EXERCISE TASK:
Copy out the data below as written; omit any images.

DATASET RECORDS:
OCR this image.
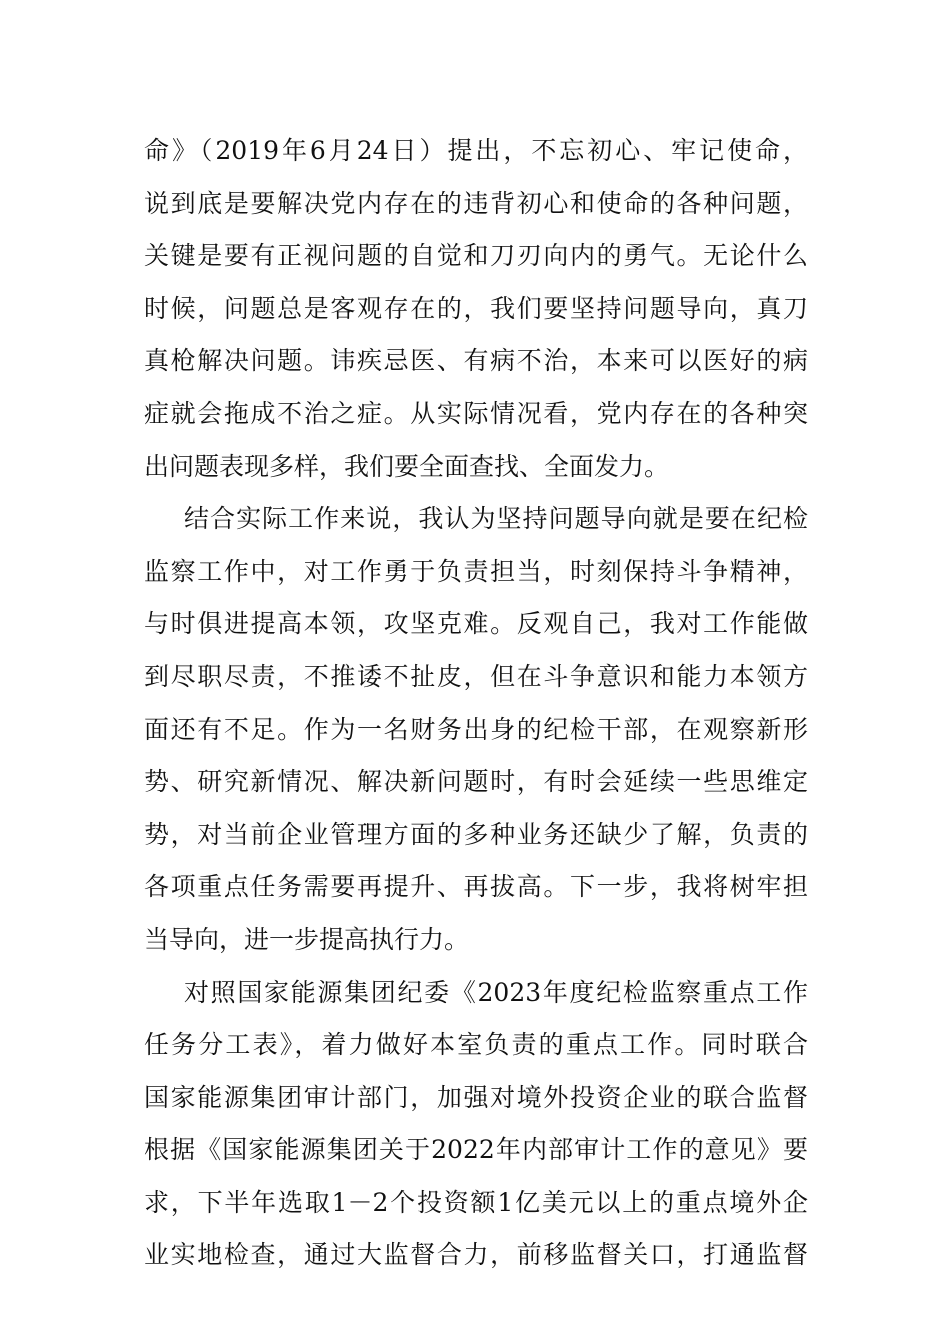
命》（2019年6月24日）提出，不忘初心、牢记使命，
说到底是要解决党内存在的违背初心和使命的各种问题，
关键是要有正视问题的自觉和刀刃向内的勇气。无论什么
时候，问题总是客观存在的，我们要坚持问题导向，真刀
真枪解决问题。讳疾忌医、有病不治，本来可以医好的病
症就会拖成不治之症。从实际情况看，党内存在的各种突
出问题表现多样，我们要全面查找、全面发力。
结合实际工作来说，我认为坚持问题导向就是要在纪检
监察工作中，对工作勇于负责担当，时刻保持斗争精神，
与时俱进提高本领，攻坚克难。反观自己，我对工作能做
到尽职尽责，不推诿不扯皮，但在斗争意识和能力本领方
面还有不足。作为一名财务出身的纪检干部，在观察新形
势、研究新情况、解决新问题时，有时会延续一些思维定
势，对当前企业管理方面的多种业务还缺少了解，负责的
各项重点任务需要再提升、再拔高。下一步，我将树牢担
当导向，进一步提高执行力。
对照国家能源集团纪委《2023年度纪检监察重点工作
任务分工表》，着力做好本室负责的重点工作。同时联合
国家能源集团审计部门，加强对境外投资企业的联合监督
根据《国家能源集团关于2022年内部审计工作的意见》要
求，下半年选取1－2个投资额1亿美元以上的重点境外企
业实地检查，通过大监督合力，前移监督关口，打通监督
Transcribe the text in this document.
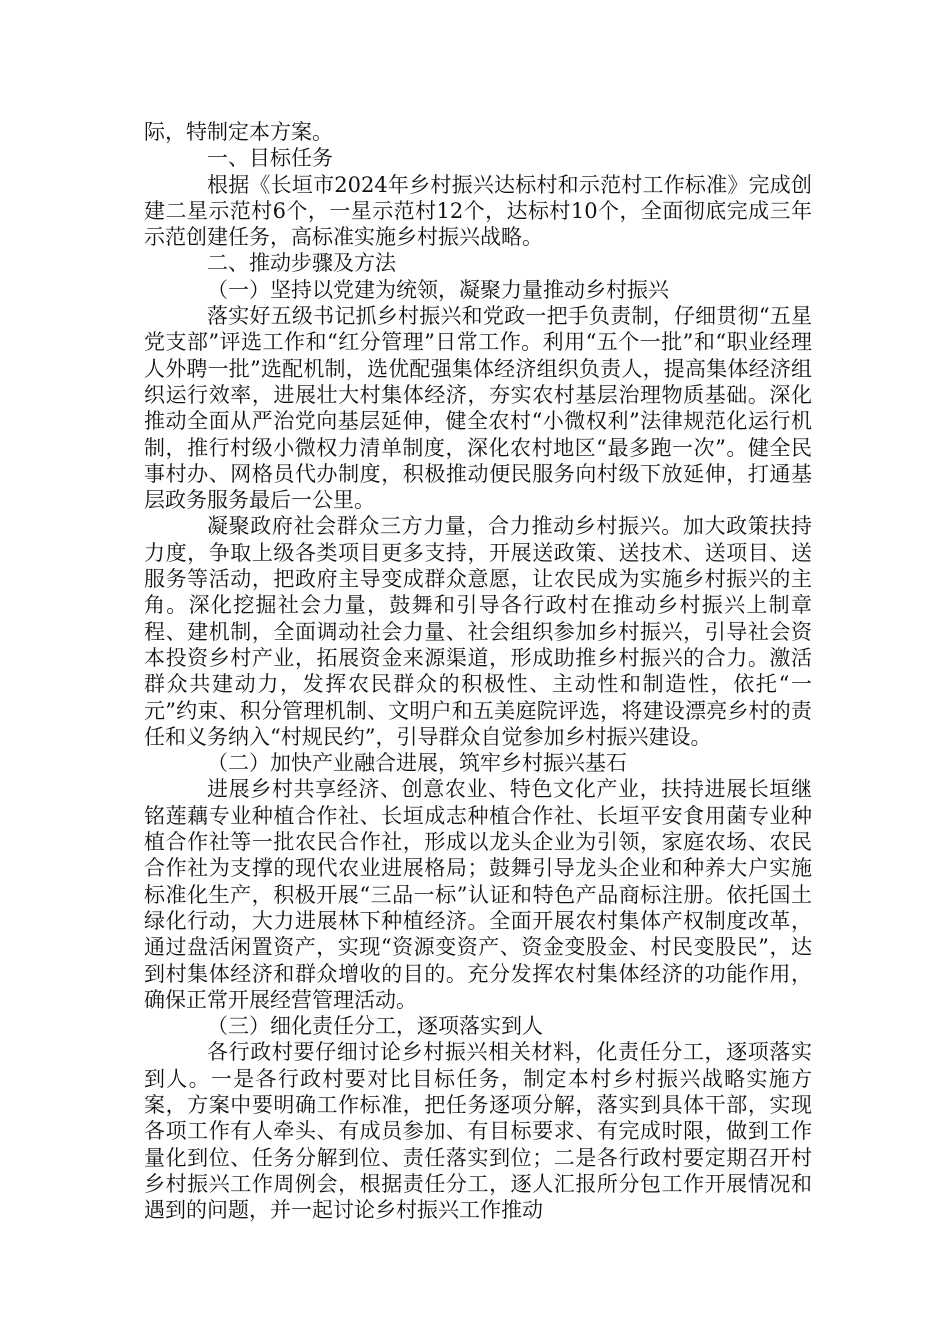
际，特制定本方案。

一、目标任务

根据《长垣市2024年乡村振兴达标村和示范村工作标准》完成创建二星示范村6个，一星示范村12个，达标村10个，全面彻底完成三年示范创建任务，高标准实施乡村振兴战略。

二、推动步骤及方法

（一）坚持以党建为统领，凝聚力量推动乡村振兴

落实好五级书记抓乡村振兴和党政一把手负责制，仔细贯彻“五星党支部”评选工作和“红分管理”日常工作。利用“五个一批”和“职业经理人外聘一批”选配机制，选优配强集体经济组织负责人，提高集体经济组织运行效率，进展壮大村集体经济，夯实农村基层治理物质基础。深化推动全面从严治党向基层延伸，健全农村“小微权利”法律规范化运行机制，推行村级小微权力清单制度，深化农村地区“最多跑一次”。健全民事村办、网格员代办制度，积极推动便民服务向村级下放延伸，打通基层政务服务最后一公里。

凝聚政府社会群众三方力量，合力推动乡村振兴。加大政策扶持力度，争取上级各类项目更多支持，开展送政策、送技术、送项目、送服务等活动，把政府主导变成群众意愿，让农民成为实施乡村振兴的主角。深化挖掘社会力量，鼓舞和引导各行政村在推动乡村振兴上制章程、建机制，全面调动社会力量、社会组织参加乡村振兴，引导社会资本投资乡村产业，拓展资金来源渠道，形成助推乡村振兴的合力。激活群众共建动力，发挥农民群众的积极性、主动性和制造性，依托“一元”约束、积分管理机制、文明户和五美庭院评选，将建设漂亮乡村的责任和义务纳入“村规民约”，引导群众自觉参加乡村振兴建设。

（二）加快产业融合进展，筑牢乡村振兴基石

进展乡村共享经济、创意农业、特色文化产业，扶持进展长垣继铭莲藕专业种植合作社、长垣成志种植合作社、长垣平安食用菌专业种植合作社等一批农民合作社，形成以龙头企业为引领，家庭农场、农民合作社为支撑的现代农业进展格局；鼓舞引导龙头企业和种养大户实施标准化生产，积极开展“三品一标”认证和特色产品商标注册。依托国土绿化行动，大力进展林下种植经济。全面开展农村集体产权制度改革，通过盘活闲置资产，实现“资源变资产、资金变股金、村民变股民”，达到村集体经济和群众增收的目的。充分发挥农村集体经济的功能作用，确保正常开展经营管理活动。

（三）细化责任分工，逐项落实到人

各行政村要仔细讨论乡村振兴相关材料，化责任分工，逐项落实到人。一是各行政村要对比目标任务，制定本村乡村振兴战略实施方案，方案中要明确工作标准，把任务逐项分解，落实到具体干部，实现各项工作有人牵头、有成员参加、有目标要求、有完成时限，做到工作量化到位、任务分解到位、责任落实到位；二是各行政村要定期召开村乡村振兴工作周例会，根据责任分工，逐人汇报所分包工作开展情况和遇到的问题，并一起讨论乡村振兴工作推动
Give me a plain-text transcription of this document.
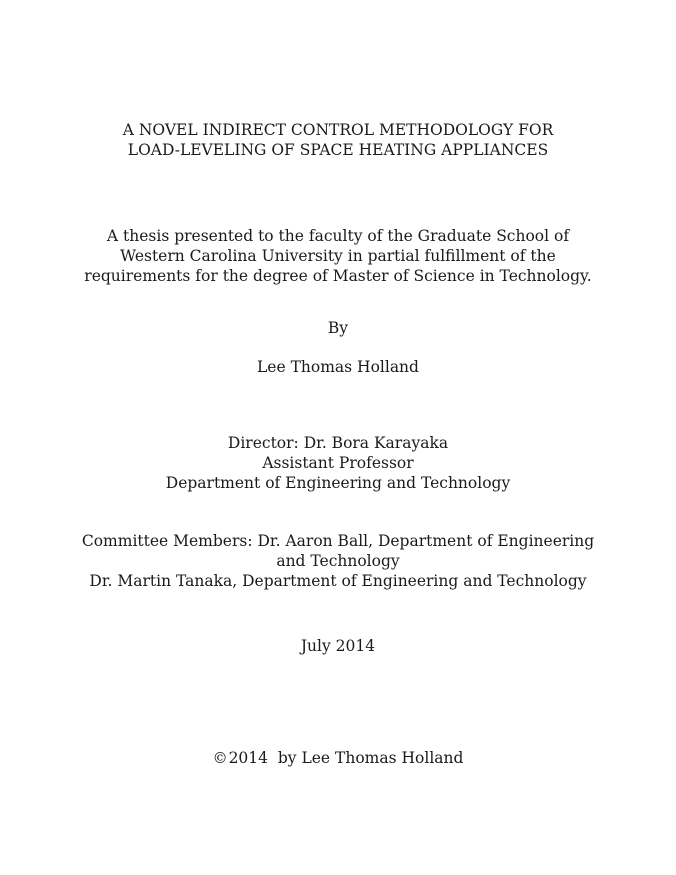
A NOVEL INDIRECT CONTROL METHODOLOGY FOR
LOAD-LEVELING OF SPACE HEATING APPLIANCES
A thesis presented to the faculty of the Graduate School of
Western Carolina University in partial fulfillment of the
requirements for the degree of Master of Science in Technology.
By
Lee Thomas Holland
Director: Dr. Bora Karayaka
Assistant Professor
Department of Engineering and Technology
Committee Members: Dr. Aaron Ball, Department of Engineering
and Technology
Dr. Martin Tanaka, Department of Engineering and Technology
July 2014
©2014  by Lee Thomas Holland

ANSWER:
OCR this image.
命》（2019年6月24日）提出，不忘初心、牢记使命，
说到底是要解决党内存在的违背初心和使命的各种问题，
关键是要有正视问题的自觉和刀刃向内的勇气。无论什么
时候，问题总是客观存在的，我们要坚持问题导向，真刀
真枪解决问题。讳疾忌医、有病不治，本来可以医好的病
症就会拖成不治之症。从实际情况看，党内存在的各种突
出问题表现多样，我们要全面查找、全面发力。
结合实际工作来说，我认为坚持问题导向就是要在纪检
监察工作中，对工作勇于负责担当，时刻保持斗争精神，
与时俱进提高本领，攻坚克难。反观自己，我对工作能做
到尽职尽责，不推诿不扯皮，但在斗争意识和能力本领方
面还有不足。作为一名财务出身的纪检干部，在观察新形
势、研究新情况、解决新问题时，有时会延续一些思维定
势，对当前企业管理方面的多种业务还缺少了解，负责的
各项重点任务需要再提升、再拔高。下一步，我将树牢担
当导向，进一步提高执行力。
对照国家能源集团纪委《2023年度纪检监察重点工作
任务分工表》，着力做好本室负责的重点工作。同时联合
国家能源集团审计部门，加强对境外投资企业的联合监督
根据《国家能源集团关于2022年内部审计工作的意见》要
求，下半年选取1－2个投资额1亿美元以上的重点境外企
业实地检查，通过大监督合力，前移监督关口，打通监督
Transcribe the text in this document.
际，特制定本方案。

一、目标任务

根据《长垣市2024年乡村振兴达标村和示范村工作标准》完成创建二星示范村6个，一星示范村12个，达标村10个，全面彻底完成三年示范创建任务，高标准实施乡村振兴战略。

二、推动步骤及方法

（一）坚持以党建为统领，凝聚力量推动乡村振兴

落实好五级书记抓乡村振兴和党政一把手负责制，仔细贯彻“五星党支部”评选工作和“红分管理”日常工作。利用“五个一批”和“职业经理人外聘一批”选配机制，选优配强集体经济组织负责人，提高集体经济组织运行效率，进展壮大村集体经济，夯实农村基层治理物质基础。深化推动全面从严治党向基层延伸，健全农村“小微权利”法律规范化运行机制，推行村级小微权力清单制度，深化农村地区“最多跑一次”。健全民事村办、网格员代办制度，积极推动便民服务向村级下放延伸，打通基层政务服务最后一公里。

凝聚政府社会群众三方力量，合力推动乡村振兴。加大政策扶持力度，争取上级各类项目更多支持，开展送政策、送技术、送项目、送服务等活动，把政府主导变成群众意愿，让农民成为实施乡村振兴的主角。深化挖掘社会力量，鼓舞和引导各行政村在推动乡村振兴上制章程、建机制，全面调动社会力量、社会组织参加乡村振兴，引导社会资本投资乡村产业，拓展资金来源渠道，形成助推乡村振兴的合力。激活群众共建动力，发挥农民群众的积极性、主动性和制造性，依托“一元”约束、积分管理机制、文明户和五美庭院评选，将建设漂亮乡村的责任和义务纳入“村规民约”，引导群众自觉参加乡村振兴建设。

（二）加快产业融合进展，筑牢乡村振兴基石

进展乡村共享经济、创意农业、特色文化产业，扶持进展长垣继铭莲藕专业种植合作社、长垣成志种植合作社、长垣平安食用菌专业种植合作社等一批农民合作社，形成以龙头企业为引领，家庭农场、农民合作社为支撑的现代农业进展格局；鼓舞引导龙头企业和种养大户实施标准化生产，积极开展“三品一标”认证和特色产品商标注册。依托国土绿化行动，大力进展林下种植经济。全面开展农村集体产权制度改革，通过盘活闲置资产，实现“资源变资产、资金变股金、村民变股民”，达到村集体经济和群众增收的目的。充分发挥农村集体经济的功能作用，确保正常开展经营管理活动。

（三）细化责任分工，逐项落实到人

各行政村要仔细讨论乡村振兴相关材料，化责任分工，逐项落实到人。一是各行政村要对比目标任务，制定本村乡村振兴战略实施方案，方案中要明确工作标准，把任务逐项分解，落实到具体干部，实现各项工作有人牵头、有成员参加、有目标要求、有完成时限，做到工作量化到位、任务分解到位、责任落实到位；二是各行政村要定期召开村乡村振兴工作周例会，根据责任分工，逐人汇报所分包工作开展情况和遇到的问题，并一起讨论乡村振兴工作推动
Give me a plain-text transcription of this document.
A NOVEL INDIRECT CONTROL METHODOLOGY FOR
LOAD-LEVELING OF SPACE HEATING APPLIANCES
A thesis presented to the faculty of the Graduate School of
Western Carolina University in partial fulfillment of the
requirements for the degree of Master of Science in Technology.
By
Lee Thomas Holland
Director: Dr. Bora Karayaka
Assistant Professor
Department of Engineering and Technology
Committee Members: Dr. Aaron Ball, Department of Engineering
and Technology
Dr. Martin Tanaka, Department of Engineering and Technology
July 2014
©2014  by Lee Thomas Holland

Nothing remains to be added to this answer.